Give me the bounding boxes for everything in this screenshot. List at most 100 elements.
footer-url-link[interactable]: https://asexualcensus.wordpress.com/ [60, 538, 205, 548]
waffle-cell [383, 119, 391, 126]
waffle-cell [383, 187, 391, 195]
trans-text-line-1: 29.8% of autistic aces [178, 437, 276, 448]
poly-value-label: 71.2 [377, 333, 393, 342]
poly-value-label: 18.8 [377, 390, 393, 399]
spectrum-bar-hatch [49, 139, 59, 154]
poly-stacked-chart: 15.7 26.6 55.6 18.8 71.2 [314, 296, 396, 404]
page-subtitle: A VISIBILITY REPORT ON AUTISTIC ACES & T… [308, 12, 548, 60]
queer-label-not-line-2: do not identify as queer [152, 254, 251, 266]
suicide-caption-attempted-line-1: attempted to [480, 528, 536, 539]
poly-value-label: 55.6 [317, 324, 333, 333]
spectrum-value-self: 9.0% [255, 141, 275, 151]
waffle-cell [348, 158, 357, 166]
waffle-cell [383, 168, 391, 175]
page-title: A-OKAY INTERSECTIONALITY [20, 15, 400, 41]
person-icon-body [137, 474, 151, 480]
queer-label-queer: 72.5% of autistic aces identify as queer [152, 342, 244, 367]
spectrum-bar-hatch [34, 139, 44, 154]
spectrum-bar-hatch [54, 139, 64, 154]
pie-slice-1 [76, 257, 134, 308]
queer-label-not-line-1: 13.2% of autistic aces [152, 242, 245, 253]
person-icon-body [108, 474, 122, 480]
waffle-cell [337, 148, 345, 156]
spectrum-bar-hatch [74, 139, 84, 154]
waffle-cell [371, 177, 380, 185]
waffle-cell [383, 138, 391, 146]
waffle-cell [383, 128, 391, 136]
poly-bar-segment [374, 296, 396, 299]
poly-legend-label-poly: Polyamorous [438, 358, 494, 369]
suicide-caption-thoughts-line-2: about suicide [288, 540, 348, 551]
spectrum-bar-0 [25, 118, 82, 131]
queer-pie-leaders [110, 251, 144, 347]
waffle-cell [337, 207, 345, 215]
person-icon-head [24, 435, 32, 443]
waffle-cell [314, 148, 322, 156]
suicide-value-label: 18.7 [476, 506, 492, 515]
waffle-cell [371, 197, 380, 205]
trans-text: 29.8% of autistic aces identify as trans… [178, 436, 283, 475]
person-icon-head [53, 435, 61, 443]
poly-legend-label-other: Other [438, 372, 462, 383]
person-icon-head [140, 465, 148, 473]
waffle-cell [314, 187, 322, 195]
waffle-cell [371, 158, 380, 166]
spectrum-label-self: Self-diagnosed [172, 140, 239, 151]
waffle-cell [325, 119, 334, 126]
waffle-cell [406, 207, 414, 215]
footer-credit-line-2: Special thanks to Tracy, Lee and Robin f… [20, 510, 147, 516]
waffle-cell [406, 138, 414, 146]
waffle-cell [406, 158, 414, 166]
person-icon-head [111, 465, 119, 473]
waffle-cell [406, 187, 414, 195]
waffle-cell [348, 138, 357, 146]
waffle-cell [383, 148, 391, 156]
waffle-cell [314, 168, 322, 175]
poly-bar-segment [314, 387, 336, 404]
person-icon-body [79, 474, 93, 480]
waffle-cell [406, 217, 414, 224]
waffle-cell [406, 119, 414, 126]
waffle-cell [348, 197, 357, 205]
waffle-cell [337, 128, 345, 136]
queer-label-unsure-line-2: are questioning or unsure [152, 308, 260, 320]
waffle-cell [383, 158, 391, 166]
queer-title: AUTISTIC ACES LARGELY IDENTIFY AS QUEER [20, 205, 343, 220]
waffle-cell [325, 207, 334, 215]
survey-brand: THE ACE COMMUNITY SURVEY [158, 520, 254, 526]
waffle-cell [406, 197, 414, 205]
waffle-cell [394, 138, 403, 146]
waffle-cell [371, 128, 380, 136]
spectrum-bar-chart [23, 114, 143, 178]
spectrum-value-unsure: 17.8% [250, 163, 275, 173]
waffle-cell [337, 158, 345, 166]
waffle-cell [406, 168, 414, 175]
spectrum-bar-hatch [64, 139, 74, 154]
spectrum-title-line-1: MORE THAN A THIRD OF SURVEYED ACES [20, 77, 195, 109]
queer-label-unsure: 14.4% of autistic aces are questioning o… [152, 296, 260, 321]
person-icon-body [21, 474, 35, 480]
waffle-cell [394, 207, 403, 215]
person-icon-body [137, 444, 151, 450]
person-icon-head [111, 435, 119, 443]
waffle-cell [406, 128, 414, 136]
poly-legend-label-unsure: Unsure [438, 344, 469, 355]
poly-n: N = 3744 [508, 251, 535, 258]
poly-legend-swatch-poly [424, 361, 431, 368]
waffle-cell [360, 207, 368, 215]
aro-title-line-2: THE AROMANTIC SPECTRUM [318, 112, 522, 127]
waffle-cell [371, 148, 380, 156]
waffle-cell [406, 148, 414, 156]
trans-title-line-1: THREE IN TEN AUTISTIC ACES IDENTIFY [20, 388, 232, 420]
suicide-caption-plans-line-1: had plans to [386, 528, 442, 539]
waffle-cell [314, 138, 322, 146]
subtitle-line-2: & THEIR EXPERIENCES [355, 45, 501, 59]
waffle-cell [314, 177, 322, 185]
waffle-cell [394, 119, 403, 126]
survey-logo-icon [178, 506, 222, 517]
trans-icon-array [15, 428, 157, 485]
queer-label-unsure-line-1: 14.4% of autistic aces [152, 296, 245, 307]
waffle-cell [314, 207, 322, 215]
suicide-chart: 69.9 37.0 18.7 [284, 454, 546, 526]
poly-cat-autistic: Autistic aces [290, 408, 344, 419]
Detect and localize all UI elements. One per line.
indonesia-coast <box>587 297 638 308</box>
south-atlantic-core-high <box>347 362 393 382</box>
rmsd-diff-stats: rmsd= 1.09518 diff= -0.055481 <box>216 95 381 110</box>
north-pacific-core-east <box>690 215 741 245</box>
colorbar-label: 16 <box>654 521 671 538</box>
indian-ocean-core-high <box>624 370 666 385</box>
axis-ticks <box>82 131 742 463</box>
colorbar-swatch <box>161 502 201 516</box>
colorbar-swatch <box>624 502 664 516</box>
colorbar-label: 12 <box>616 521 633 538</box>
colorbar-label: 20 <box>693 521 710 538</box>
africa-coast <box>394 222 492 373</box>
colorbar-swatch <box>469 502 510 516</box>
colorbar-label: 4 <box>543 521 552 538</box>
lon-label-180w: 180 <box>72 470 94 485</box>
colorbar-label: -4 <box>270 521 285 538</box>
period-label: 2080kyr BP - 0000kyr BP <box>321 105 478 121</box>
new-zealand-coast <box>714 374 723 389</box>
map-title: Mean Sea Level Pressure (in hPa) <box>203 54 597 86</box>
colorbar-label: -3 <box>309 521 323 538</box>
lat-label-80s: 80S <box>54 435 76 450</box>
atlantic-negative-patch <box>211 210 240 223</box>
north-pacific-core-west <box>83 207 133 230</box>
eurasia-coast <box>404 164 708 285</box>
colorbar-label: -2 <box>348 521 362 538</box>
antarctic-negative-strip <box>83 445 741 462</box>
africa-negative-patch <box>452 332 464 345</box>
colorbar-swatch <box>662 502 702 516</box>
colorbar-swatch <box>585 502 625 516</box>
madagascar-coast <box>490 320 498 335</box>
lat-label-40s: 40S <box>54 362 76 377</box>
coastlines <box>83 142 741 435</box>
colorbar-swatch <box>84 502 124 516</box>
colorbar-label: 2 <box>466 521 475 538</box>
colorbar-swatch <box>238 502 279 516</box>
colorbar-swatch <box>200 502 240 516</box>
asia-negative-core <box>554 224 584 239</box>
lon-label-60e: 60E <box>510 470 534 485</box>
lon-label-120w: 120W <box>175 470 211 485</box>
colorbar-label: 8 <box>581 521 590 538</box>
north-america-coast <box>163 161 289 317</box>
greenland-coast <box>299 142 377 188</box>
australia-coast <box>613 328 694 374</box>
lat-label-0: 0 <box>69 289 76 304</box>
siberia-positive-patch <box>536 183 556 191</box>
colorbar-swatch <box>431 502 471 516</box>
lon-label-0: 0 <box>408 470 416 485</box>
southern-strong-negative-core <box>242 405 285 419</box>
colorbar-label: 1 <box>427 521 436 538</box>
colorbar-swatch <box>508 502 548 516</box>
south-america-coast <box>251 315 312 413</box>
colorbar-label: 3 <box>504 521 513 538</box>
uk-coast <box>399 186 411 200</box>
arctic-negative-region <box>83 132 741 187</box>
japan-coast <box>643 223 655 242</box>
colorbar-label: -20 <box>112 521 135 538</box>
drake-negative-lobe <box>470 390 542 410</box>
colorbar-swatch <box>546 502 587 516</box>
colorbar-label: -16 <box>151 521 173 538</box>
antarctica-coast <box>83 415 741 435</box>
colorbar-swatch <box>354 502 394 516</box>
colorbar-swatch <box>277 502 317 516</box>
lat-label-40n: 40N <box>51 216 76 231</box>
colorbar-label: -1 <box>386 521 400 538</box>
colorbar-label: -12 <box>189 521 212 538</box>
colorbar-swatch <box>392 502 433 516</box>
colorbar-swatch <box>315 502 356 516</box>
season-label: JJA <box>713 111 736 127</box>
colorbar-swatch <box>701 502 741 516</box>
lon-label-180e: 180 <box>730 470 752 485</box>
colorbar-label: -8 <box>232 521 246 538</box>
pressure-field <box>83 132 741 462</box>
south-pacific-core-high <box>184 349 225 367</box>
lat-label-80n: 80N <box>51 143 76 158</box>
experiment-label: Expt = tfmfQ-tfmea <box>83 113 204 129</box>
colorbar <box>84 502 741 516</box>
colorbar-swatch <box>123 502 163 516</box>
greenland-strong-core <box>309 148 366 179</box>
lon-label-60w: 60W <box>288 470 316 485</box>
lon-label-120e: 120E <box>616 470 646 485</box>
-------------------------
◆ Goal of the exercise
Print the lines of the listing above, starting with its first line and stopping after the line that contains "waffle-cell [383, 187, 391, 195]".

◆ Exercise result
Give me the bounding boxes for everything in this screenshot. List at most 100 elements.
footer-url-link[interactable]: https://asexualcensus.wordpress.com/ [60, 538, 205, 548]
waffle-cell [383, 119, 391, 126]
waffle-cell [383, 187, 391, 195]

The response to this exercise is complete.